#### PROVIDED RECORDS
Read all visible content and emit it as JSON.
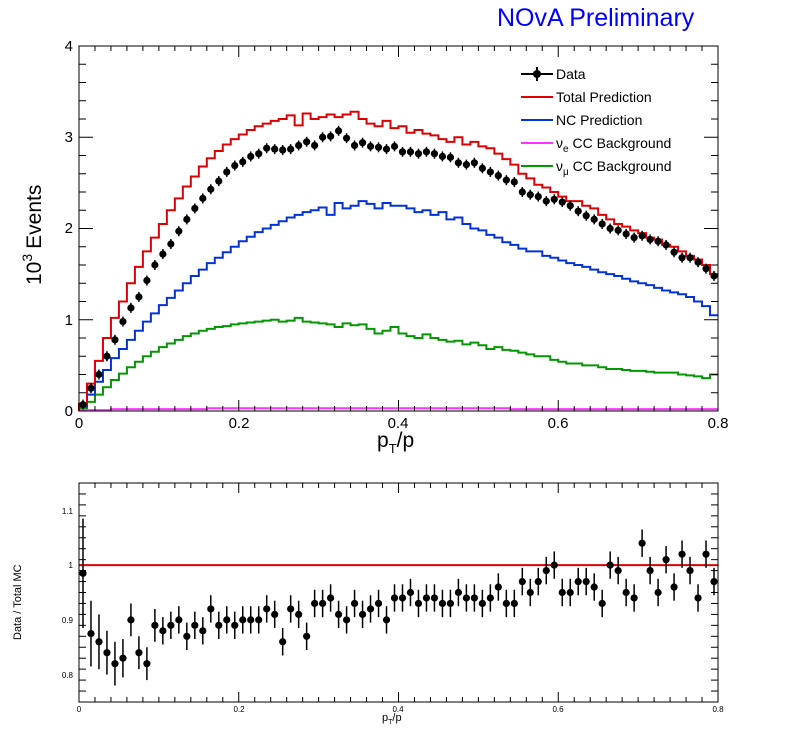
{
  "header": {
    "title": "NOvA Preliminary",
    "title_color": "#0000ff"
  },
  "chart_data": [
    {
      "type": "line",
      "ylabel_base": "10",
      "ylabel_exp": "3",
      "ylabel_text": "Events",
      "xlabel_main": "p",
      "xlabel_sub": "T",
      "xlabel_tail": "/p",
      "xlim": [
        0,
        0.8
      ],
      "ylim": [
        0,
        4
      ],
      "x_ticks": [
        "0",
        "0.2",
        "0.4",
        "0.6",
        "0.8"
      ],
      "y_ticks": [
        "0",
        "1",
        "2",
        "3",
        "4"
      ],
      "legend_position": "top-right",
      "legend": {
        "data": "Data",
        "total": "Total Prediction",
        "nc": "NC Prediction",
        "nue_nu": "ν",
        "nue_sub": "e",
        "nue_tail": " CC Background",
        "numu_nu": "ν",
        "numu_sub": "μ",
        "numu_tail": " CC Background"
      },
      "colors": {
        "total": "#e00000",
        "nc": "#0033dd",
        "nue": "#ff33ff",
        "numu": "#009900",
        "data": "#000000"
      },
      "bin_width": 0.01,
      "series": {
        "total": [
          0.08,
          0.3,
          0.55,
          0.8,
          1.02,
          1.2,
          1.4,
          1.58,
          1.75,
          1.9,
          2.05,
          2.2,
          2.33,
          2.46,
          2.57,
          2.68,
          2.77,
          2.85,
          2.92,
          2.98,
          3.03,
          3.08,
          3.12,
          3.15,
          3.18,
          3.2,
          3.24,
          3.13,
          3.26,
          3.2,
          3.22,
          3.25,
          3.22,
          3.25,
          3.28,
          3.2,
          3.15,
          3.12,
          3.18,
          3.1,
          3.12,
          3.05,
          3.08,
          3.04,
          3.02,
          2.98,
          2.95,
          3.0,
          2.92,
          2.95,
          2.9,
          2.88,
          2.82,
          2.76,
          2.7,
          2.6,
          2.55,
          2.48,
          2.45,
          2.4,
          2.35,
          2.3,
          2.3,
          2.25,
          2.22,
          2.15,
          2.1,
          2.05,
          2.02,
          1.98,
          1.95,
          1.9,
          1.88,
          1.82,
          1.8,
          1.75,
          1.7,
          1.66,
          1.6,
          1.5
        ],
        "nc": [
          0.05,
          0.18,
          0.32,
          0.45,
          0.58,
          0.68,
          0.78,
          0.88,
          0.98,
          1.07,
          1.16,
          1.24,
          1.32,
          1.4,
          1.48,
          1.55,
          1.62,
          1.68,
          1.74,
          1.8,
          1.86,
          1.91,
          1.96,
          2.0,
          2.04,
          2.08,
          2.12,
          2.15,
          2.18,
          2.2,
          2.23,
          2.15,
          2.28,
          2.22,
          2.25,
          2.3,
          2.27,
          2.22,
          2.28,
          2.25,
          2.25,
          2.22,
          2.18,
          2.2,
          2.15,
          2.18,
          2.1,
          2.12,
          2.05,
          2.0,
          1.98,
          1.93,
          1.9,
          1.85,
          1.82,
          1.78,
          1.75,
          1.75,
          1.7,
          1.68,
          1.65,
          1.62,
          1.6,
          1.58,
          1.55,
          1.52,
          1.5,
          1.48,
          1.45,
          1.42,
          1.4,
          1.38,
          1.35,
          1.32,
          1.3,
          1.28,
          1.25,
          1.2,
          1.15,
          1.05
        ],
        "numu": [
          0.03,
          0.1,
          0.18,
          0.26,
          0.34,
          0.41,
          0.48,
          0.54,
          0.6,
          0.65,
          0.7,
          0.74,
          0.78,
          0.82,
          0.85,
          0.88,
          0.9,
          0.92,
          0.93,
          0.95,
          0.96,
          0.97,
          0.98,
          0.99,
          1.0,
          0.98,
          0.99,
          1.02,
          0.98,
          0.97,
          0.96,
          0.95,
          0.92,
          0.96,
          0.94,
          0.95,
          0.9,
          0.85,
          0.88,
          0.92,
          0.85,
          0.82,
          0.8,
          0.84,
          0.8,
          0.78,
          0.76,
          0.77,
          0.73,
          0.75,
          0.72,
          0.68,
          0.7,
          0.67,
          0.66,
          0.64,
          0.62,
          0.6,
          0.6,
          0.56,
          0.54,
          0.52,
          0.52,
          0.5,
          0.5,
          0.48,
          0.46,
          0.46,
          0.45,
          0.44,
          0.44,
          0.43,
          0.42,
          0.42,
          0.42,
          0.4,
          0.39,
          0.38,
          0.36,
          0.4
        ],
        "nue": [
          0.01,
          0.01,
          0.01,
          0.01,
          0.02,
          0.02,
          0.02,
          0.02,
          0.02,
          0.02,
          0.02,
          0.02,
          0.02,
          0.02,
          0.02,
          0.02,
          0.03,
          0.03,
          0.03,
          0.03,
          0.03,
          0.03,
          0.03,
          0.03,
          0.03,
          0.03,
          0.03,
          0.03,
          0.03,
          0.03,
          0.03,
          0.03,
          0.03,
          0.03,
          0.03,
          0.03,
          0.03,
          0.03,
          0.03,
          0.03,
          0.03,
          0.03,
          0.03,
          0.03,
          0.03,
          0.03,
          0.03,
          0.03,
          0.03,
          0.03,
          0.03,
          0.03,
          0.03,
          0.03,
          0.02,
          0.02,
          0.02,
          0.02,
          0.02,
          0.02,
          0.02,
          0.02,
          0.02,
          0.02,
          0.02,
          0.02,
          0.02,
          0.02,
          0.02,
          0.02,
          0.02,
          0.02,
          0.02,
          0.02,
          0.02,
          0.02,
          0.02,
          0.02,
          0.02,
          0.02
        ],
        "data": [
          0.07,
          0.25,
          0.4,
          0.6,
          0.78,
          0.98,
          1.13,
          1.25,
          1.43,
          1.6,
          1.72,
          1.83,
          1.97,
          2.1,
          2.22,
          2.33,
          2.43,
          2.52,
          2.62,
          2.69,
          2.73,
          2.79,
          2.82,
          2.88,
          2.87,
          2.86,
          2.87,
          2.91,
          2.95,
          2.91,
          3.0,
          3.01,
          3.07,
          2.99,
          2.91,
          2.94,
          2.9,
          2.89,
          2.87,
          2.9,
          2.84,
          2.84,
          2.82,
          2.84,
          2.82,
          2.79,
          2.78,
          2.72,
          2.7,
          2.72,
          2.66,
          2.62,
          2.58,
          2.53,
          2.51,
          2.4,
          2.37,
          2.35,
          2.3,
          2.32,
          2.29,
          2.25,
          2.19,
          2.14,
          2.1,
          2.05,
          2.0,
          1.98,
          1.94,
          1.9,
          1.92,
          1.88,
          1.86,
          1.82,
          1.74,
          1.68,
          1.68,
          1.63,
          1.56,
          1.48
        ]
      }
    },
    {
      "type": "scatter",
      "ylabel": "Data / Total MC",
      "xlabel_main": "p",
      "xlabel_sub": "T",
      "xlabel_tail": "/p",
      "xlim": [
        0,
        0.8
      ],
      "ylim": [
        0.75,
        1.15
      ],
      "x_ticks": [
        "0",
        "0.2",
        "0.4",
        "0.6",
        "0.8"
      ],
      "y_ticks": [
        "0.8",
        "0.9",
        "1",
        "1.1"
      ],
      "reference_line": 1.0,
      "reference_color": "#e00000",
      "values": [
        0.985,
        0.875,
        0.86,
        0.84,
        0.82,
        0.83,
        0.9,
        0.84,
        0.82,
        0.89,
        0.88,
        0.89,
        0.9,
        0.87,
        0.89,
        0.88,
        0.92,
        0.89,
        0.9,
        0.89,
        0.9,
        0.9,
        0.9,
        0.92,
        0.91,
        0.86,
        0.92,
        0.91,
        0.87,
        0.93,
        0.93,
        0.94,
        0.91,
        0.9,
        0.93,
        0.91,
        0.92,
        0.93,
        0.9,
        0.94,
        0.94,
        0.95,
        0.93,
        0.94,
        0.94,
        0.93,
        0.93,
        0.95,
        0.94,
        0.94,
        0.93,
        0.94,
        0.96,
        0.93,
        0.93,
        0.97,
        0.95,
        0.97,
        0.99,
        1.0,
        0.95,
        0.95,
        0.97,
        0.97,
        0.96,
        0.93,
        1.0,
        0.99,
        0.95,
        0.94,
        1.04,
        0.99,
        0.95,
        1.01,
        0.96,
        1.02,
        0.99,
        0.94,
        1.02,
        0.97
      ],
      "errors": [
        0.1,
        0.06,
        0.05,
        0.04,
        0.04,
        0.035,
        0.03,
        0.03,
        0.03,
        0.03,
        0.025,
        0.025,
        0.025,
        0.025,
        0.025,
        0.025,
        0.025,
        0.025,
        0.025,
        0.025,
        0.025,
        0.025,
        0.025,
        0.025,
        0.025,
        0.025,
        0.025,
        0.025,
        0.025,
        0.025,
        0.025,
        0.025,
        0.025,
        0.025,
        0.025,
        0.025,
        0.025,
        0.025,
        0.025,
        0.025,
        0.025,
        0.025,
        0.025,
        0.025,
        0.025,
        0.025,
        0.025,
        0.025,
        0.025,
        0.025,
        0.025,
        0.025,
        0.025,
        0.025,
        0.025,
        0.025,
        0.025,
        0.025,
        0.025,
        0.025,
        0.025,
        0.025,
        0.025,
        0.025,
        0.025,
        0.025,
        0.025,
        0.025,
        0.025,
        0.025,
        0.025,
        0.025,
        0.025,
        0.025,
        0.025,
        0.025,
        0.025,
        0.025,
        0.025,
        0.025
      ]
    }
  ]
}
########
DIRECTIVE: Search the entries for "Prediction" and copy out each line that has it.

EXPECTED ANSWER:
        "total": "Total Prediction",
        "nc": "NC Prediction",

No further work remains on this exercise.